===== FRAGMENTO DE TEXTO

Un solo nombre: Meryl Streep, ya es, en la mayoría de los casos una garantía de cine de calidad, o por lo menos símbolo de que al menos un personaje va a estar bordado. En este caso es más el segundo caso que el primero. El Diablo Viste de Prada nos deja a una esplendorosa Streep pero la película de por sí es bastante insuficiente, débil. Algo así entre una comedia seria y otra pop de corte Mtv o Disney.
David Frankel, realizador de varios capítulos de Sexo en Nueva York, dirige aquí una película en la que seguramente a Sarah Jessica Parker le hubiera encantado estar, una película también para fetichistas de los tacones altos y basicamente para aquellos fanáticos y fanáticas de la moda. Lo mejor, que ciertamente le ha sabido sacar bastante punta al mundo de la moda y de lo que de ese mundo podía sacar: la lucha de los "trepas", la fiereza de la competencia, el snobismo y por supuesto el poder que estos ejercen sobre la sociedad.

==========
===== DATOS REGISTRADOS

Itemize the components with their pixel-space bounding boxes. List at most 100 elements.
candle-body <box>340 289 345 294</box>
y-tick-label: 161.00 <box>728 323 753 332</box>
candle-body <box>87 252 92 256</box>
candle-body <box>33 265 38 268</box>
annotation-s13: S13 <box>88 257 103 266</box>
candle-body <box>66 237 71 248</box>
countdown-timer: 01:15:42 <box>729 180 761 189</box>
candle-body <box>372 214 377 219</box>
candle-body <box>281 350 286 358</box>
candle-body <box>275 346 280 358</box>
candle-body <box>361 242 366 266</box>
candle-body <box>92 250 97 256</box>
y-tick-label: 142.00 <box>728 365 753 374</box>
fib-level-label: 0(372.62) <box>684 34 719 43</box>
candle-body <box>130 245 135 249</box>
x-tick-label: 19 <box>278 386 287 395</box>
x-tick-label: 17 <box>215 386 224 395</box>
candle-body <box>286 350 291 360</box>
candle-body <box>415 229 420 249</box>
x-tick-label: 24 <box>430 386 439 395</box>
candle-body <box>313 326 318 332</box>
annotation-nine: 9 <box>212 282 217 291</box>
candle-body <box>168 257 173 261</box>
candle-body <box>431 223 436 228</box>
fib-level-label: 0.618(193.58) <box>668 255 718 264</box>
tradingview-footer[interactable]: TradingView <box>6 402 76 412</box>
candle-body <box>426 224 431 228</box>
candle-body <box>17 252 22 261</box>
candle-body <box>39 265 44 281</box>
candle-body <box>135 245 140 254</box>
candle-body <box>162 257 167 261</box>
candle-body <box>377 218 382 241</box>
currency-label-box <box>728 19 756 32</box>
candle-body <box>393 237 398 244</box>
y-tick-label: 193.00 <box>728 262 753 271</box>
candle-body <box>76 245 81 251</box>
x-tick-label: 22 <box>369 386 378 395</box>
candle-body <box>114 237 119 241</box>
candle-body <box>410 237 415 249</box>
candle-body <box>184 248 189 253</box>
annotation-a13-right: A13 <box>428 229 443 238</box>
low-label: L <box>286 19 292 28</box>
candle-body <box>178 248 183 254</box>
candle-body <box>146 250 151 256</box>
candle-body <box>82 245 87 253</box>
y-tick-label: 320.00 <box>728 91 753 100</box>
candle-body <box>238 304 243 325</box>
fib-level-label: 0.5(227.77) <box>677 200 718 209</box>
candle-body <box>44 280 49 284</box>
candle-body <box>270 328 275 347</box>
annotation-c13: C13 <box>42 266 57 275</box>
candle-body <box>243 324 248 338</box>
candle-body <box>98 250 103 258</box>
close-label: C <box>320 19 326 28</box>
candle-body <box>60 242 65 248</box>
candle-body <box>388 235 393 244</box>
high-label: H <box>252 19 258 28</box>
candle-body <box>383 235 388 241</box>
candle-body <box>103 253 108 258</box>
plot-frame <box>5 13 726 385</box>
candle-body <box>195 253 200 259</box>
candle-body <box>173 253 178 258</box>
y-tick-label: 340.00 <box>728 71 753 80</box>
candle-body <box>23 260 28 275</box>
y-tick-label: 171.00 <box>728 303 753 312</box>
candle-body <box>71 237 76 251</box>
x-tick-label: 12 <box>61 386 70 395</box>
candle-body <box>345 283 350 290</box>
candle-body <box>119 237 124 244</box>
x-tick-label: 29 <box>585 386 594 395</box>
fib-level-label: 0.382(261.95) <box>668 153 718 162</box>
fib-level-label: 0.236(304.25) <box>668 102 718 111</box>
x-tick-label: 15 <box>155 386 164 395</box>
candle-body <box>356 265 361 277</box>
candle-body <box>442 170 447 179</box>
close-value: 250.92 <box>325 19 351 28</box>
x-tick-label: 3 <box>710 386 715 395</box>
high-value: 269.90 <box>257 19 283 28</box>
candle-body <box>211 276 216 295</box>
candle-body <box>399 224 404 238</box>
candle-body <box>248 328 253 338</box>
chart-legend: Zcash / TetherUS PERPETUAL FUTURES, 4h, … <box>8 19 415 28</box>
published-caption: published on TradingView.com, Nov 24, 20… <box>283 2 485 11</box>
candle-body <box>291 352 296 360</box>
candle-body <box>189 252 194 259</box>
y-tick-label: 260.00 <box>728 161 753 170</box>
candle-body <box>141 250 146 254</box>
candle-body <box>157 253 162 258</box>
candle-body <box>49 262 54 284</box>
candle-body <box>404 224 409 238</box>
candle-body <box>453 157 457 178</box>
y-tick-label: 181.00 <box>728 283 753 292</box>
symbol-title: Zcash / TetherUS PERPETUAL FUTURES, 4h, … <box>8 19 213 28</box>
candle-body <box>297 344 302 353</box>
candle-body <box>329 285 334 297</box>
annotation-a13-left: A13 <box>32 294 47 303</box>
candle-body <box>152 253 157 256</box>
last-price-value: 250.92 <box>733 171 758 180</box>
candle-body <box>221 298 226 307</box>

==========

PROBLEMAS POR RESOLVER:
1. Según la reseña de El Diablo Viste de Prada, ¿quién dirige la película?
2. Reproduce el pasaje de la reseña de El Diablo Viste de Prada que comienza en "David Frankel, realizador" y termina en "sobre la sociedad.".
3. Prosigue la reseña de El Diablo Viste de Prada a partir del punto en que se detiene.
Las entradas no tienen relación con la reseña de El Diablo Viste de Prada.

RESPUESTAS DADAS:
1. David Frankel.

2.
David Frankel, realizador de varios capítulos de Sexo en Nueva York, dirige aquí una película en la que seguramente a Sarah Jessica Parker le hubiera encantado estar, una película también para fetichistas de los tacones altos y basicamente para aquellos fanáticos y fanáticas de la moda. Lo mejor, que ciertamente le ha sabido sacar bastante punta al mundo de la moda y de lo que de ese mundo podía sacar: la lucha de los "trepas", la fiereza de la competencia, el snobismo y por supuesto el poder que estos ejercen sobre la sociedad.

3.
El Diablo Viste de Prada es además una película de valores, edulcarados por parte de la ética personaje de Anne Hathaway y por supuesto endurecida visión de la excelente Meryl Streep. Interesante es pues, el contrapunto moral de los dos personajes.
Frankel utiliza en realidad el mundo de la moda como escenificación de esa lucha eterna del mal y el bien, esa especie de tentación diabólica frente a la bondad angelical. Escenifica esa entrega de la manzana por parte de la serpiente a Eva. Esa facilidad del ser humano a caer en la maldad, que por supuesto tiene su punto de bondad.
Sin duda lo más interesante, y en realidad por lo único por lo que merece verse la película es el personaje de Miranda (Meryl Streep), ese ser malo malísimo, ese diablo que no es más que una persona luchadora por sus propios sueños, pena que su narcisismo pueda con ella. Frankel utiliza la fórmula típica de la representación del antagonista, nos muestra su maldad pero también sus puntos débiles y flaquezas para mostranos, que este, también tiene su punto de bueno. Miranda es la versión seria y añorada de la Cruella de Vil de Dodie Smith.
En lo que si que me gustaría resaltar en Frankel es la habilidad que ha tenido para conseguir una verdadera atmósfera de estrés en la película, una verdadera agilidad rítmica que hace que hasta el espectador se estrese de los mandatos de Miranda.
El Diablo Viste de Prada es una entretenida película para mayor gloria de la siempre maravillosa Meryl Streep.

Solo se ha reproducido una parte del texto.